Aim of the exercise |
The records are to be restated in their entirety, word for word.

[Extracted records]
===============

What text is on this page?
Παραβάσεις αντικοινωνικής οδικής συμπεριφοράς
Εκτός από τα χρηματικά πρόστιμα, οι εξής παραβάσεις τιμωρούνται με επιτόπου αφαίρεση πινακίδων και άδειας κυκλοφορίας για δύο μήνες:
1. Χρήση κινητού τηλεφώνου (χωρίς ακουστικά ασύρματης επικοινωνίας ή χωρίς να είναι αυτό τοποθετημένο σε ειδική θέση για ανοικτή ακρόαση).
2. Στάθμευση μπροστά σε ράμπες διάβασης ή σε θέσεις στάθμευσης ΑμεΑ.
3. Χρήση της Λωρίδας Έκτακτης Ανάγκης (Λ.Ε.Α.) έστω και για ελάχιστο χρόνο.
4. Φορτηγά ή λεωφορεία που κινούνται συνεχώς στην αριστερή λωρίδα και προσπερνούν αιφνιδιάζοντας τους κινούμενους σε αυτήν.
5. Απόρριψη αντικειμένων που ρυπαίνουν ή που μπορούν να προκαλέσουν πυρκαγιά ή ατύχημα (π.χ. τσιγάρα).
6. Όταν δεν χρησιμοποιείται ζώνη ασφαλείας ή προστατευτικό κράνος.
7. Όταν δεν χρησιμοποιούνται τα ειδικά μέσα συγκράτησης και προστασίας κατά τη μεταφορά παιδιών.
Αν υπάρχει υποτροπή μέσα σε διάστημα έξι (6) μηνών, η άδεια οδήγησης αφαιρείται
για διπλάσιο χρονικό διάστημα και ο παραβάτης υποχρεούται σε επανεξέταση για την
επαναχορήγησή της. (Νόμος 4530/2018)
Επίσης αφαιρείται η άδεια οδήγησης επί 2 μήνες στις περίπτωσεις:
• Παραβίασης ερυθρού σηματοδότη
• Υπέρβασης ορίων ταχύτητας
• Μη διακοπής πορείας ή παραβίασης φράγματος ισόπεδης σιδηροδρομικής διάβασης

===============

Expected answer |
What text is on this page?
Παραβάσεις αντικοινωνικής οδικής συμπεριφοράς
Εκτός από τα χρηματικά πρόστιμα, οι εξής παραβάσεις τιμωρούνται με επιτόπου αφαίρεση πινακίδων και άδειας κυκλοφορίας για δύο μήνες:
1. Χρήση κινητού τηλεφώνου (χωρίς ακουστικά ασύρματης επικοινωνίας ή χωρίς να είναι αυτό τοποθετημένο σε ειδική θέση για ανοικτή ακρόαση).
2. Στάθμευση μπροστά σε ράμπες διάβασης ή σε θέσεις στάθμευσης ΑμεΑ.
3. Χρήση της Λωρίδας Έκτακτης Ανάγκης (Λ.Ε.Α.) έστω και για ελάχιστο χρόνο.
4. Φορτηγά ή λεωφορεία που κινούνται συνεχώς στην αριστερή λωρίδα και προσπερνούν αιφνιδιάζοντας τους κινούμενους σε αυτήν.
5. Απόρριψη αντικειμένων που ρυπαίνουν ή που μπορούν να προκαλέσουν πυρκαγιά ή ατύχημα (π.χ. τσιγάρα).
6. Όταν δεν χρησιμοποιείται ζώνη ασφαλείας ή προστατευτικό κράνος.
7. Όταν δεν χρησιμοποιούνται τα ειδικά μέσα συγκράτησης και προστασίας κατά τη μεταφορά παιδιών.
Αν υπάρχει υποτροπή μέσα σε διάστημα έξι (6) μηνών, η άδεια οδήγησης αφαιρείται
για διπλάσιο χρονικό διάστημα και ο παραβάτης υποχρεούται σε επανεξέταση για την
επαναχορήγησή της. (Νόμος 4530/2018)
Επίσης αφαιρείται η άδεια οδήγησης επί 2 μήνες στις περίπτωσεις:
• Παραβίασης ερυθρού σηματοδότη
• Υπέρβασης ορίων ταχύτητας
• Μη διακοπής πορείας ή παραβίασης φράγματος ισόπεδης σιδηροδρομικής διάβασης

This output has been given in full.